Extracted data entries
---+---

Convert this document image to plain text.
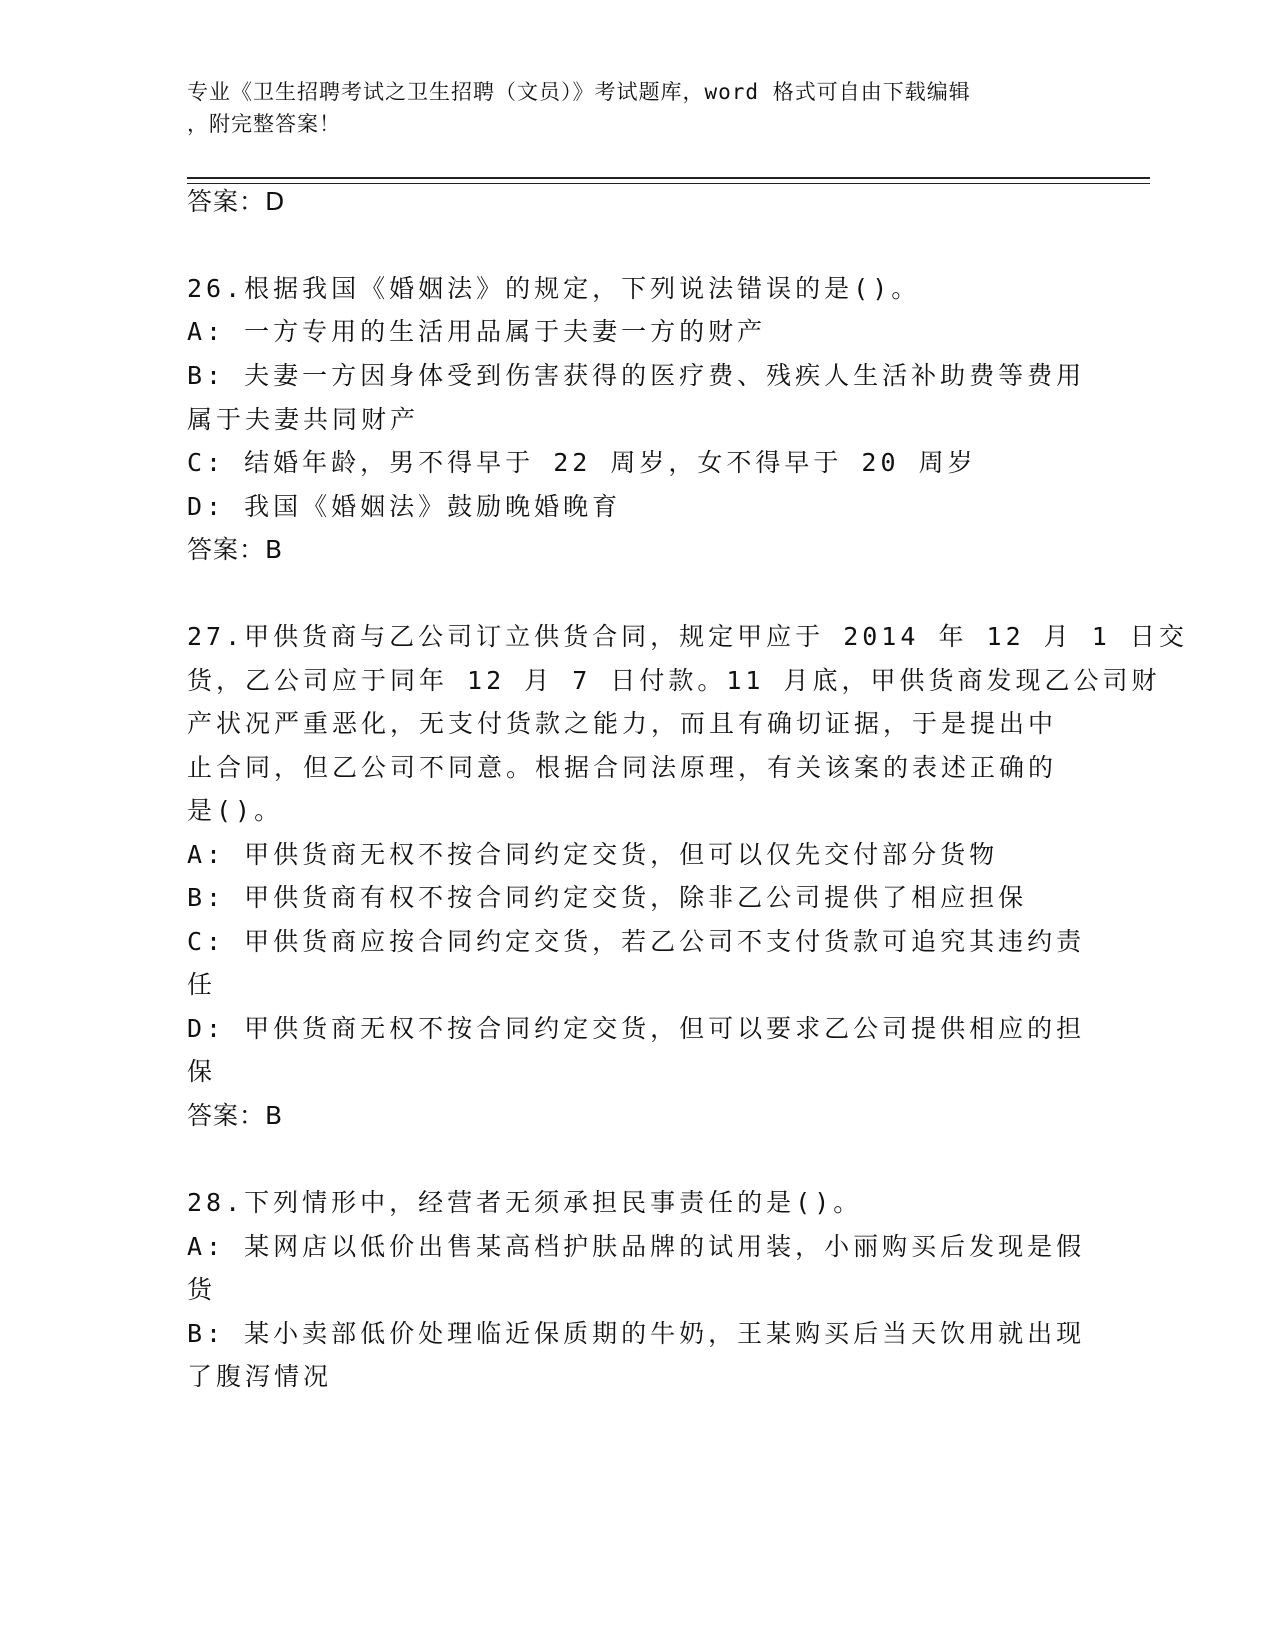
专业《卫生招聘考试之卫生招聘（文员）》考试题库，word 格式可自由下载编辑
，附完整答案！
答案：D
26.根据我国《婚姻法》的规定，下列说法错误的是()。
A: 一方专用的生活用品属于夫妻一方的财产
B: 夫妻一方因身体受到伤害获得的医疗费、残疾人生活补助费等费用
属于夫妻共同财产
C: 结婚年龄，男不得早于 22 周岁，女不得早于 20 周岁
D: 我国《婚姻法》鼓励晚婚晚育
答案：B
27.甲供货商与乙公司订立供货合同，规定甲应于 2014 年 12 月 1 日交
货，乙公司应于同年 12 月 7 日付款。11 月底，甲供货商发现乙公司财
产状况严重恶化，无支付货款之能力，而且有确切证据，于是提出中
止合同，但乙公司不同意。根据合同法原理，有关该案的表述正确的
是()。
A: 甲供货商无权不按合同约定交货，但可以仅先交付部分货物
B: 甲供货商有权不按合同约定交货，除非乙公司提供了相应担保
C: 甲供货商应按合同约定交货，若乙公司不支付货款可追究其违约责
任
D: 甲供货商无权不按合同约定交货，但可以要求乙公司提供相应的担
保
答案：B
28.下列情形中，经营者无须承担民事责任的是()。
A: 某网店以低价出售某高档护肤品牌的试用装，小丽购买后发现是假
货
B: 某小卖部低价处理临近保质期的牛奶，王某购买后当天饮用就出现
了腹泻情况
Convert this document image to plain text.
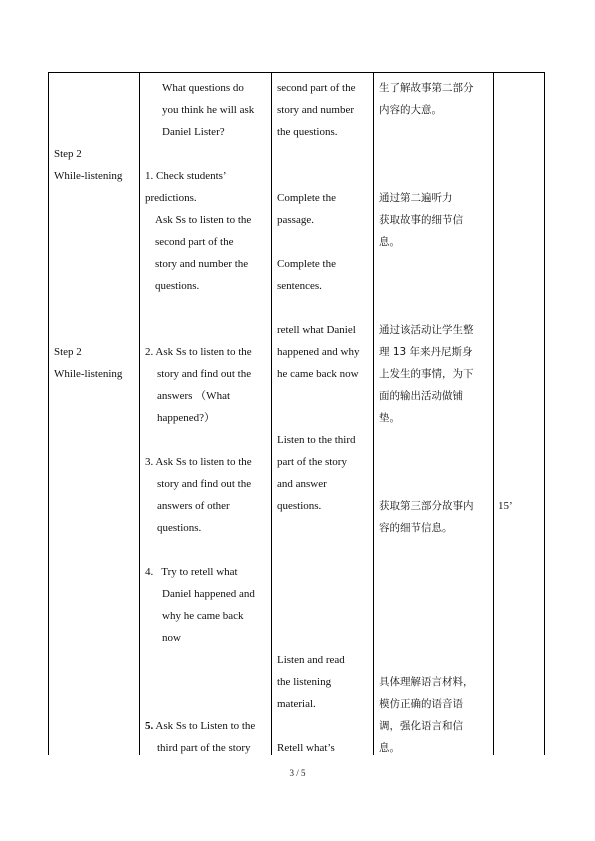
Step 2
While-listening
Step 2
While-listening
What questions do
you think he will ask
Daniel Lister?
1. Check students’
predictions.
Ask Ss to listen to the
second part of the
story and number the
questions.
2. Ask Ss to listen to the
story and find out the
answers （What
happened?）
3. Ask Ss to listen to the
story and find out the
answers of other
questions.
4.   Try to retell what
Daniel happened and
why he came back
now
5. Ask Ss to Listen to the
third part of the story
second part of the
story and number
the questions.
Complete the
passage.
Complete the
sentences.
retell what Daniel
happened and why
he came back now
Listen to the third
part of the story
and answer
questions.
Listen and read
the listening
material.
Retell what’s
生了解故事第二部分
内容的大意。
通过第二遍听力
获取故事的细节信
息。
通过该活动让学生整
理 13 年来丹尼斯身
上发生的事情，为下
面的输出活动做铺
垫。
获取第三部分故事内
容的细节信息。
具体理解语言材料，
模仿正确的语音语
调，强化语言和信
息。
15’
3 / 5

---+---

▸ Exercise task
Leave out the pictures and copy every record above exactly.

▸ Final result
Convert this document image to plain text.
专业《卫生招聘考试之卫生招聘（文员）》考试题库，word 格式可自由下载编辑
，附完整答案！
答案：D
26.根据我国《婚姻法》的规定，下列说法错误的是()。
A: 一方专用的生活用品属于夫妻一方的财产
B: 夫妻一方因身体受到伤害获得的医疗费、残疾人生活补助费等费用
属于夫妻共同财产
C: 结婚年龄，男不得早于 22 周岁，女不得早于 20 周岁
D: 我国《婚姻法》鼓励晚婚晚育
答案：B
27.甲供货商与乙公司订立供货合同，规定甲应于 2014 年 12 月 1 日交
货，乙公司应于同年 12 月 7 日付款。11 月底，甲供货商发现乙公司财
产状况严重恶化，无支付货款之能力，而且有确切证据，于是提出中
止合同，但乙公司不同意。根据合同法原理，有关该案的表述正确的
是()。
A: 甲供货商无权不按合同约定交货，但可以仅先交付部分货物
B: 甲供货商有权不按合同约定交货，除非乙公司提供了相应担保
C: 甲供货商应按合同约定交货，若乙公司不支付货款可追究其违约责
任
D: 甲供货商无权不按合同约定交货，但可以要求乙公司提供相应的担
保
答案：B
28.下列情形中，经营者无须承担民事责任的是()。
A: 某网店以低价出售某高档护肤品牌的试用装，小丽购买后发现是假
货
B: 某小卖部低价处理临近保质期的牛奶，王某购买后当天饮用就出现
了腹泻情况
Convert this document image to plain text.
Step 2
While-listening
Step 2
While-listening
What questions do
you think he will ask
Daniel Lister?
1. Check students’
predictions.
Ask Ss to listen to the
second part of the
story and number the
questions.
2. Ask Ss to listen to the
story and find out the
answers （What
happened?）
3. Ask Ss to listen to the
story and find out the
answers of other
questions.
4.   Try to retell what
Daniel happened and
why he came back
now
5. Ask Ss to Listen to the
third part of the story
second part of the
story and number
the questions.
Complete the
passage.
Complete the
sentences.
retell what Daniel
happened and why
he came back now
Listen to the third
part of the story
and answer
questions.
Listen and read
the listening
material.
Retell what’s
生了解故事第二部分
内容的大意。
通过第二遍听力
获取故事的细节信
息。
通过该活动让学生整
理 13 年来丹尼斯身
上发生的事情，为下
面的输出活动做铺
垫。
获取第三部分故事内
容的细节信息。
具体理解语言材料，
模仿正确的语音语
调，强化语言和信
息。
15’
3 / 5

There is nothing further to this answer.